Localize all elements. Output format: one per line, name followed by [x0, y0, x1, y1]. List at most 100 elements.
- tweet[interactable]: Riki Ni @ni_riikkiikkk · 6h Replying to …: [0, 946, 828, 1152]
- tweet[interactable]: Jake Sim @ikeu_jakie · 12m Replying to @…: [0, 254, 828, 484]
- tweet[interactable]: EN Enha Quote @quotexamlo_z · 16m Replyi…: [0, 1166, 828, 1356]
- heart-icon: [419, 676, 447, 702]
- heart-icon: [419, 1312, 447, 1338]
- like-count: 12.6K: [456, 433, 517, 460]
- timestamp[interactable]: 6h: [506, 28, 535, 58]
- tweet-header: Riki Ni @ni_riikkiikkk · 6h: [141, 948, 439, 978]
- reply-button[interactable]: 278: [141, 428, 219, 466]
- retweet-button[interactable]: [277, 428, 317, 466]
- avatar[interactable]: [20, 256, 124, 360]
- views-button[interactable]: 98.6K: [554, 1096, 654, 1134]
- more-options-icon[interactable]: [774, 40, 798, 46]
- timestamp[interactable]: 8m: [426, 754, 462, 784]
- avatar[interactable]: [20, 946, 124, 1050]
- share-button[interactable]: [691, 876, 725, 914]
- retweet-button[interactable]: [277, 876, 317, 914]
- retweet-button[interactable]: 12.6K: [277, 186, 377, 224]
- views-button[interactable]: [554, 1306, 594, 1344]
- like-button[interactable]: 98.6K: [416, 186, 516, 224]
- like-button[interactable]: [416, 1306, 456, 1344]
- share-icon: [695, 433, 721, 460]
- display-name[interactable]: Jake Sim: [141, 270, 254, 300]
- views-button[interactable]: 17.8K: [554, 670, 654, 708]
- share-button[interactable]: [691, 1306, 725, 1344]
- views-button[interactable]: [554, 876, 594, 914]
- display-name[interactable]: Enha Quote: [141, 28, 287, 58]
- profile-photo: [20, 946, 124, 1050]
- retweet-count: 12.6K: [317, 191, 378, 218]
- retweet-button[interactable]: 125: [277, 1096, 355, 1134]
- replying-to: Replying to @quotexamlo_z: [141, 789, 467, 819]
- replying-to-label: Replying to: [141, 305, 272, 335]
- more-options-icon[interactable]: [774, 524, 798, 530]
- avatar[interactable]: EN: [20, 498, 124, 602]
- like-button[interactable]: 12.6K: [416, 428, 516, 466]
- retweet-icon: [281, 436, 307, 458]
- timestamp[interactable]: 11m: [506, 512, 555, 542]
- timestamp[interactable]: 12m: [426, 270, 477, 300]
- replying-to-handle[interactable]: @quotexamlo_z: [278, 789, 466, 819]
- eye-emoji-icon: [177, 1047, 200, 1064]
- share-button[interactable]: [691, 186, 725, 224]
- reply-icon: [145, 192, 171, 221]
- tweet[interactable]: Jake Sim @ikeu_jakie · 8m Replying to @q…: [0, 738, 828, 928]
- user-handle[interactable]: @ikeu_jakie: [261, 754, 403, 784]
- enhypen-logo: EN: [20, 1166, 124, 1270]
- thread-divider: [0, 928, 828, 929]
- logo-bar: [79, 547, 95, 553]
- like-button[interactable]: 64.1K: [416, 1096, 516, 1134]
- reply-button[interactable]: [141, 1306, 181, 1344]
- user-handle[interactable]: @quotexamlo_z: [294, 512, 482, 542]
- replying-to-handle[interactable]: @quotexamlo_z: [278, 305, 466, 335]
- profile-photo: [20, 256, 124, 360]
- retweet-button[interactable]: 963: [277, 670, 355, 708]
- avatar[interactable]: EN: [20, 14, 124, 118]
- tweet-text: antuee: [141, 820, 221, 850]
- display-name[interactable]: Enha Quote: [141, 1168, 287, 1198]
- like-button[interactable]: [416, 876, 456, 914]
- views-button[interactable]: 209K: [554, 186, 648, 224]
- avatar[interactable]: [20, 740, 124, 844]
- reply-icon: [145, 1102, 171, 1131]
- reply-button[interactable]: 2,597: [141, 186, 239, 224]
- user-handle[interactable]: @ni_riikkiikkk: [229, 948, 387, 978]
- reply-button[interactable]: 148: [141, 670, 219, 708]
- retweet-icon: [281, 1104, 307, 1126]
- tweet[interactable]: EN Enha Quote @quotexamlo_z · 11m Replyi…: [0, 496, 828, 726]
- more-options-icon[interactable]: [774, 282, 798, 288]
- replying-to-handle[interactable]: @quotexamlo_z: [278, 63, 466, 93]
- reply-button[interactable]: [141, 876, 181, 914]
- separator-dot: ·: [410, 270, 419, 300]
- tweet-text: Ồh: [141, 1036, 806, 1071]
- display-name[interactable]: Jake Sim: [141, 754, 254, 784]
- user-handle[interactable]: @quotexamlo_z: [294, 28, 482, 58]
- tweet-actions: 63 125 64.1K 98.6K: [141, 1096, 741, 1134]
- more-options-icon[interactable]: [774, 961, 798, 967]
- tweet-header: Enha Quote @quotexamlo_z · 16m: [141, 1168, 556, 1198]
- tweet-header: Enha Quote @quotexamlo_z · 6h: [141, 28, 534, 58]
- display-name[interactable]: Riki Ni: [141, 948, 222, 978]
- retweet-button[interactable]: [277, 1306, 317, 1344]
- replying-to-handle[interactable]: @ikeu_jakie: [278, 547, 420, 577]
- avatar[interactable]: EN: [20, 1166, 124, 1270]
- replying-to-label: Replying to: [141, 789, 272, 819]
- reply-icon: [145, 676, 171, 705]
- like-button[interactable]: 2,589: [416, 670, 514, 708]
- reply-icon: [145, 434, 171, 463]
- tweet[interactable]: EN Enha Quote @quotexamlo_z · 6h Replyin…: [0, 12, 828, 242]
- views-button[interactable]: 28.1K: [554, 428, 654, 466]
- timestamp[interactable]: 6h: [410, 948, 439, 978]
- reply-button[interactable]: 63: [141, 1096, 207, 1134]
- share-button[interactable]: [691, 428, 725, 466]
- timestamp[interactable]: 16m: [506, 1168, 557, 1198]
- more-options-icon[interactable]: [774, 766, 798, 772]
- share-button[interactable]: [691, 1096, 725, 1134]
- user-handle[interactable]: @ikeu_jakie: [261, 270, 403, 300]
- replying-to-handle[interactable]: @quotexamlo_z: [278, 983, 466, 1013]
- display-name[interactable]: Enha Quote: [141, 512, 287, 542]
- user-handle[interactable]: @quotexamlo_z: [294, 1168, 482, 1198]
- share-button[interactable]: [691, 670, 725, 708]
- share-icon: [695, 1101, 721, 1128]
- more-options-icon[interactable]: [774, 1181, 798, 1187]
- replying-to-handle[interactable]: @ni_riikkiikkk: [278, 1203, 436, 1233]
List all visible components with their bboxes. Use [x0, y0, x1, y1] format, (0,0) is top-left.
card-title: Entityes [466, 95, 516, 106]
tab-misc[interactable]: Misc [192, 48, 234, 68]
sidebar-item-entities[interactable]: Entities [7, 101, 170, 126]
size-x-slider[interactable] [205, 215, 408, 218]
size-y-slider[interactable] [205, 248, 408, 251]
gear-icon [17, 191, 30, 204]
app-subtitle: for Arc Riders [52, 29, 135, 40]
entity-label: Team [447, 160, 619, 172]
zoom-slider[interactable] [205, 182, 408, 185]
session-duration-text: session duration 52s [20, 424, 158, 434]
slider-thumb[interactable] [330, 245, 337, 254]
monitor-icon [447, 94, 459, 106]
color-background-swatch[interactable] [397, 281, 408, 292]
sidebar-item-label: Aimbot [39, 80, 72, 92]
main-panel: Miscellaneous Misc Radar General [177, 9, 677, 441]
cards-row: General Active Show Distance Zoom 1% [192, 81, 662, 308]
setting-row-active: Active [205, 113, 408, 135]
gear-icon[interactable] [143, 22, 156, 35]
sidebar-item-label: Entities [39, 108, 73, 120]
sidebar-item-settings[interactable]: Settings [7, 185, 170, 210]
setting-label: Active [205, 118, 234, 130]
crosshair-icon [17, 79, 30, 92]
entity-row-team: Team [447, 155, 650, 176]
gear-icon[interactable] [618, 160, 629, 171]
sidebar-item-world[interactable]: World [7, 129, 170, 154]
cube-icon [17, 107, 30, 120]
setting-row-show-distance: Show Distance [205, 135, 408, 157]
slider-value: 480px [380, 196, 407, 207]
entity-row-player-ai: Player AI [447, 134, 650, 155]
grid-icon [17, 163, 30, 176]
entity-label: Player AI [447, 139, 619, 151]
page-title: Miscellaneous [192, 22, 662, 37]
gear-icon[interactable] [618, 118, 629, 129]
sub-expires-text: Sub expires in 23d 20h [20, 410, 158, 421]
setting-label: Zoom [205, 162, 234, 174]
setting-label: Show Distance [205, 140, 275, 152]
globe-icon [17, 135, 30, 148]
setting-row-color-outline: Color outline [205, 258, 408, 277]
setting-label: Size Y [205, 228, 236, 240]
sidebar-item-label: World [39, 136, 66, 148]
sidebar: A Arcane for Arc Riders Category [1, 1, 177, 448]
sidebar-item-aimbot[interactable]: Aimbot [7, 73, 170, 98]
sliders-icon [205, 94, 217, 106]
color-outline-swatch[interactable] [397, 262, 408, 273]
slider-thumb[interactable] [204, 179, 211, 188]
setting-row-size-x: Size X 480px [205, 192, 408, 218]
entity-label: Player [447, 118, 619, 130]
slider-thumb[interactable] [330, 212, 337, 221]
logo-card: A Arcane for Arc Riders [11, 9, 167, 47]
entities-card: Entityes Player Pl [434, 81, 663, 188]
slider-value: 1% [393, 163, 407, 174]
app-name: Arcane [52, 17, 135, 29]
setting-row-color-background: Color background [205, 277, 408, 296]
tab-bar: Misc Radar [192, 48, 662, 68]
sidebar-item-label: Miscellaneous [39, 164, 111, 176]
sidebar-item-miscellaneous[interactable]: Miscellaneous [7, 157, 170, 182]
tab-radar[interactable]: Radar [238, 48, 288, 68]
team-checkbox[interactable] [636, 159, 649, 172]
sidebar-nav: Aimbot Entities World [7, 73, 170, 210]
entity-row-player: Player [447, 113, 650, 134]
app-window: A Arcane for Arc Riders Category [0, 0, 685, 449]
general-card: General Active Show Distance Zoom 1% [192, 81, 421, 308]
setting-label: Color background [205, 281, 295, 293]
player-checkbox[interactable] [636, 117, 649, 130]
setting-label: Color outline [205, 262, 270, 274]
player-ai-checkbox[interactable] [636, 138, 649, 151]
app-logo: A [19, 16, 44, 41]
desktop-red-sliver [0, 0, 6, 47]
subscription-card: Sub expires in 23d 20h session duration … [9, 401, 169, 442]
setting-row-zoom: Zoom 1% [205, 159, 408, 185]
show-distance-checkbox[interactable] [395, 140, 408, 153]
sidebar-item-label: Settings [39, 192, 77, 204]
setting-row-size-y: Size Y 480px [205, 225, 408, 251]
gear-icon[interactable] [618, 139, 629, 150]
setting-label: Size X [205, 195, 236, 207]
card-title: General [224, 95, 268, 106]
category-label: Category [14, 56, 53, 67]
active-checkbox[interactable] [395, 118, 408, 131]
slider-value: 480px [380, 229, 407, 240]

........

To be done - Put the lines from the first line of the records through the line containing "- like-button[interactable]: 98.6K: [416, 186, 516, 224]" into a Markdown table with the columns Row and Line, and leave out any blank lines.

Solution -
| Row | Line |
|---|---|
| 1 | Localize all elements. Output format: one per line, name followed by [x0, y0, x1, y1]. List at most 100 elements. |
| 2 | - tweet[interactable]: Riki Ni @ni_riikkiikkk · 6h Replying to …: [0, 946, 828, 1152] |
| 3 | - tweet[interactable]: Jake Sim @ikeu_jakie · 12m Replying to @…: [0, 254, 828, 484] |
| 4 | - tweet[interactable]: EN Enha Quote @quotexamlo_z · 16m Replyi…: [0, 1166, 828, 1356] |
| 5 | - heart-icon: [419, 676, 447, 702] |
| 6 | - heart-icon: [419, 1312, 447, 1338] |
| 7 | - like-count: 12.6K: [456, 433, 517, 460] |
| 8 | - timestamp[interactable]: 6h: [506, 28, 535, 58] |
| 9 | - tweet-header: Riki Ni @ni_riikkiikkk · 6h: [141, 948, 439, 978] |
| 10 | - reply-button[interactable]: 278: [141, 428, 219, 466] |
| 11 | - retweet-button[interactable]: [277, 428, 317, 466] |
| 12 | - avatar[interactable]: [20, 256, 124, 360] |
| 13 | - views-button[interactable]: 98.6K: [554, 1096, 654, 1134] |
| 14 | - more-options-icon[interactable]: [774, 40, 798, 46] |
| 15 | - timestamp[interactable]: 8m: [426, 754, 462, 784] |
| 16 | - avatar[interactable]: [20, 946, 124, 1050] |
| 17 | - share-button[interactable]: [691, 876, 725, 914] |
| 18 | - retweet-button[interactable]: [277, 876, 317, 914] |
| 19 | - retweet-button[interactable]: 12.6K: [277, 186, 377, 224] |
| 20 | - views-button[interactable]: [554, 1306, 594, 1344] |
| 21 | - like-button[interactable]: 98.6K: [416, 186, 516, 224] |